• Requirement: Print the data below again in full, exactly as it stands, with no images.

• Extracted records:

----------------

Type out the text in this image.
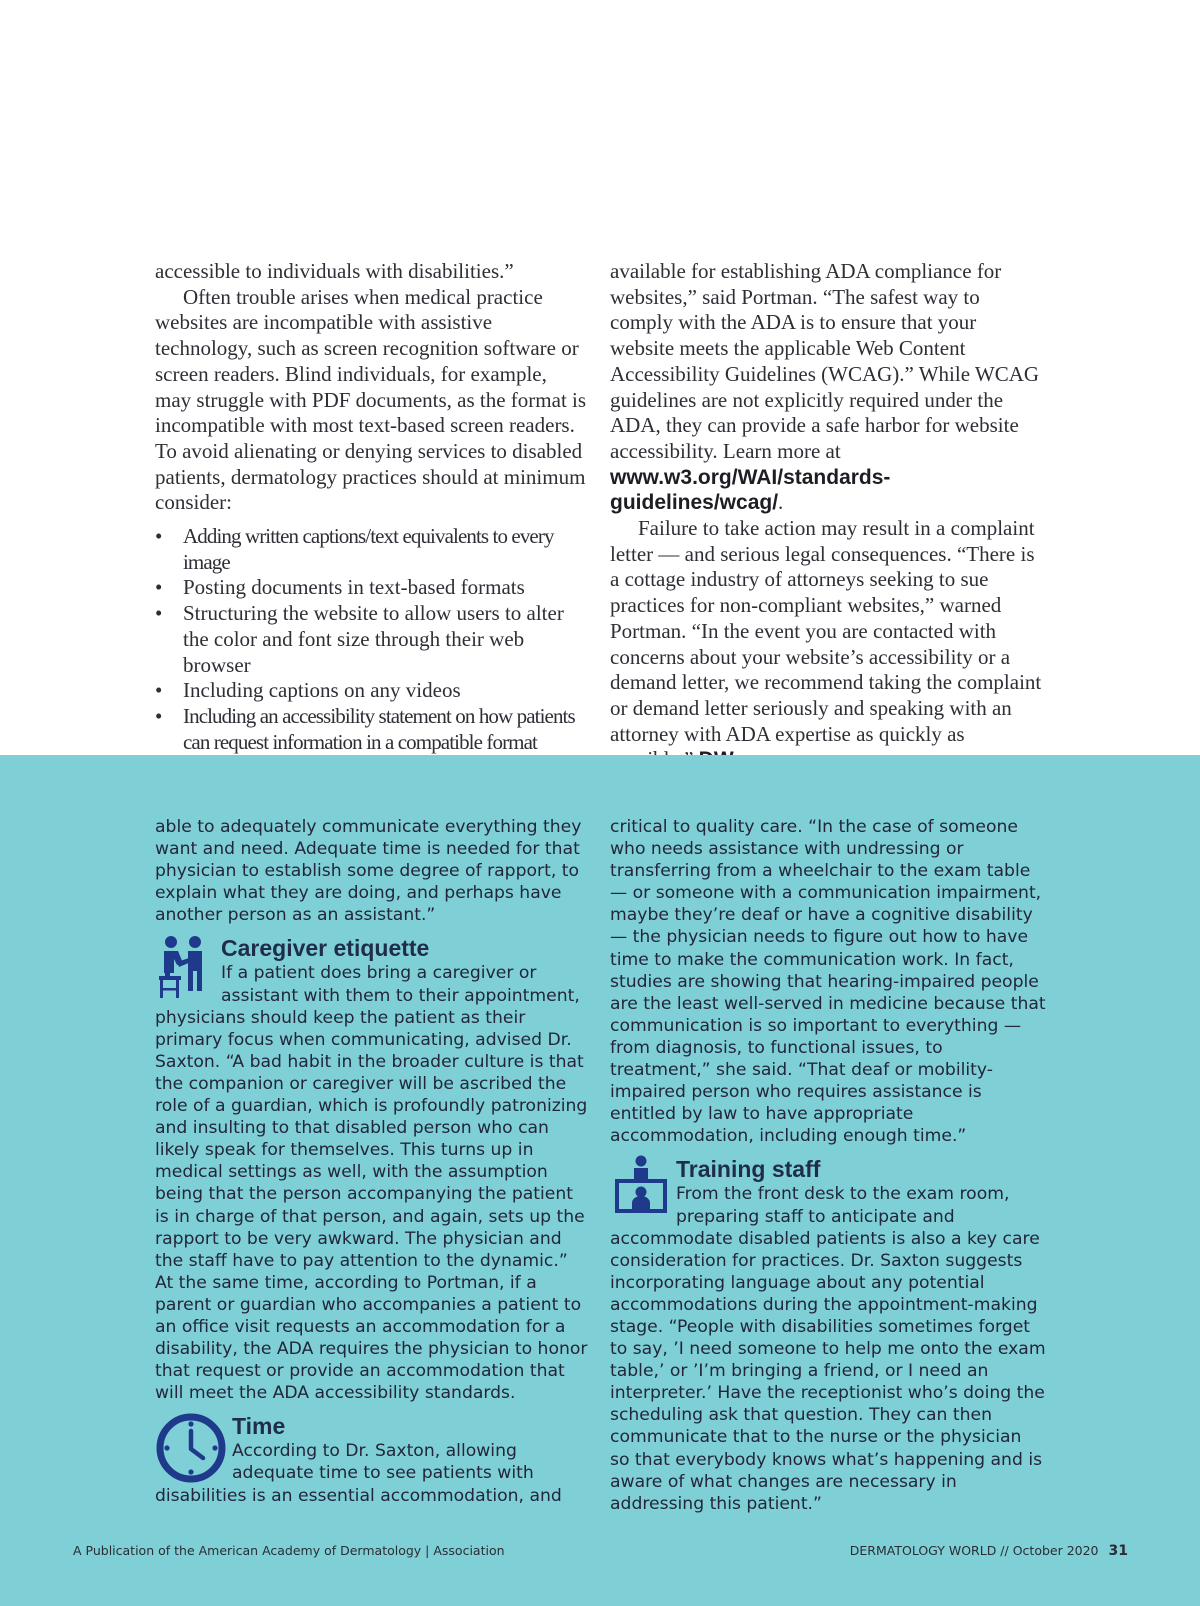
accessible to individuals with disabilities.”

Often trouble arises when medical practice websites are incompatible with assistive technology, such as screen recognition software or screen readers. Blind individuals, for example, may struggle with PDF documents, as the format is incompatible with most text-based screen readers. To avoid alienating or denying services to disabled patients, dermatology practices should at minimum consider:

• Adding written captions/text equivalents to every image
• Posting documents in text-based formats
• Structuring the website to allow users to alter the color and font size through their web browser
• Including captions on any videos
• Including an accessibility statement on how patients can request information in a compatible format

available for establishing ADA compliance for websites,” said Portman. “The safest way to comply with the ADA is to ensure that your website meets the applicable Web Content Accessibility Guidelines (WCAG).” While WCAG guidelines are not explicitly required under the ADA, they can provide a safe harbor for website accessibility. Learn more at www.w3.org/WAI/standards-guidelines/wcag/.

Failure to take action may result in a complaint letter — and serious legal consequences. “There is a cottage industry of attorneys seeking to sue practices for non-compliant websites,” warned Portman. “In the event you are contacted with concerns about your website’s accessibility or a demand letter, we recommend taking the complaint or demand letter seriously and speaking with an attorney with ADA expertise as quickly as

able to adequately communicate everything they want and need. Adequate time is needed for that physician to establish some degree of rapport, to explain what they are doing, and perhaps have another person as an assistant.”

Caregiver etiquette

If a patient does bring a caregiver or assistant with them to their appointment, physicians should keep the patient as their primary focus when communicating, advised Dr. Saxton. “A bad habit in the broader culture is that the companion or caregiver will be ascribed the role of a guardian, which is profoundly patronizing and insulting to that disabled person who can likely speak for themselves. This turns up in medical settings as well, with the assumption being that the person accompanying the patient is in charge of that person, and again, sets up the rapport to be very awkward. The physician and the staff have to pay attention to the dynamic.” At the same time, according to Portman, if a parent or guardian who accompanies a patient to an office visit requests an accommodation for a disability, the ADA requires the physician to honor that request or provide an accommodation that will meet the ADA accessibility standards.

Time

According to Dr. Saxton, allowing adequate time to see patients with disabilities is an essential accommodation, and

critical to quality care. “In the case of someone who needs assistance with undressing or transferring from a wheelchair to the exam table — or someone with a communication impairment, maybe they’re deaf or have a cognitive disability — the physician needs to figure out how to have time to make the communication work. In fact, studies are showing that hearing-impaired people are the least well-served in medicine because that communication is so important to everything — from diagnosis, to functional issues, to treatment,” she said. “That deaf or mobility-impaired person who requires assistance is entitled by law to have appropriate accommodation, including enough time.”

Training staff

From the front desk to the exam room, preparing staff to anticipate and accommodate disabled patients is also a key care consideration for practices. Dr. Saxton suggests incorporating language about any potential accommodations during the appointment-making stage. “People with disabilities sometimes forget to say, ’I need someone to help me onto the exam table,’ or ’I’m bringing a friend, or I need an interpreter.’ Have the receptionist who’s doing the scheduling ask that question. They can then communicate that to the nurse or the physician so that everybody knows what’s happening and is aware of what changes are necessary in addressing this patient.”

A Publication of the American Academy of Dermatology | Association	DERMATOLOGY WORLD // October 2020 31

----------------

• Exercise answer:
Type out the text in this image.
accessible to individuals with disabilities.”

Often trouble arises when medical practice websites are incompatible with assistive technology, such as screen recognition software or screen readers. Blind individuals, for example, may struggle with PDF documents, as the format is incompatible with most text-based screen readers. To avoid alienating or denying services to disabled patients, dermatology practices should at minimum consider:

• Adding written captions/text equivalents to every image
• Posting documents in text-based formats
• Structuring the website to allow users to alter the color and font size through their web browser
• Including captions on any videos
• Including an accessibility statement on how patients can request information in a compatible format

available for establishing ADA compliance for websites,” said Portman. “The safest way to comply with the ADA is to ensure that your website meets the applicable Web Content Accessibility Guidelines (WCAG).” While WCAG guidelines are not explicitly required under the ADA, they can provide a safe harbor for website accessibility. Learn more at www.w3.org/WAI/standards-guidelines/wcag/.

Failure to take action may result in a complaint letter — and serious legal consequences. “There is a cottage industry of attorneys seeking to sue practices for non-compliant websites,” warned Portman. “In the event you are contacted with concerns about your website’s accessibility or a demand letter, we recommend taking the complaint or demand letter seriously and speaking with an attorney with ADA expertise as quickly as

able to adequately communicate everything they want and need. Adequate time is needed for that physician to establish some degree of rapport, to explain what they are doing, and perhaps have another person as an assistant.”

Caregiver etiquette

If a patient does bring a caregiver or assistant with them to their appointment, physicians should keep the patient as their primary focus when communicating, advised Dr. Saxton. “A bad habit in the broader culture is that the companion or caregiver will be ascribed the role of a guardian, which is profoundly patronizing and insulting to that disabled person who can likely speak for themselves. This turns up in medical settings as well, with the assumption being that the person accompanying the patient is in charge of that person, and again, sets up the rapport to be very awkward. The physician and the staff have to pay attention to the dynamic.” At the same time, according to Portman, if a parent or guardian who accompanies a patient to an office visit requests an accommodation for a disability, the ADA requires the physician to honor that request or provide an accommodation that will meet the ADA accessibility standards.

Time

According to Dr. Saxton, allowing adequate time to see patients with disabilities is an essential accommodation, and

critical to quality care. “In the case of someone who needs assistance with undressing or transferring from a wheelchair to the exam table — or someone with a communication impairment, maybe they’re deaf or have a cognitive disability — the physician needs to figure out how to have time to make the communication work. In fact, studies are showing that hearing-impaired people are the least well-served in medicine because that communication is so important to everything — from diagnosis, to functional issues, to treatment,” she said. “That deaf or mobility-impaired person who requires assistance is entitled by law to have appropriate accommodation, including enough time.”

Training staff

From the front desk to the exam room, preparing staff to anticipate and accommodate disabled patients is also a key care consideration for practices. Dr. Saxton suggests incorporating language about any potential accommodations during the appointment-making stage. “People with disabilities sometimes forget to say, ’I need someone to help me onto the exam table,’ or ’I’m bringing a friend, or I need an interpreter.’ Have the receptionist who’s doing the scheduling ask that question. They can then communicate that to the nurse or the physician so that everybody knows what’s happening and is aware of what changes are necessary in addressing this patient.”

A Publication of the American Academy of Dermatology | Association	DERMATOLOGY WORLD // October 2020 31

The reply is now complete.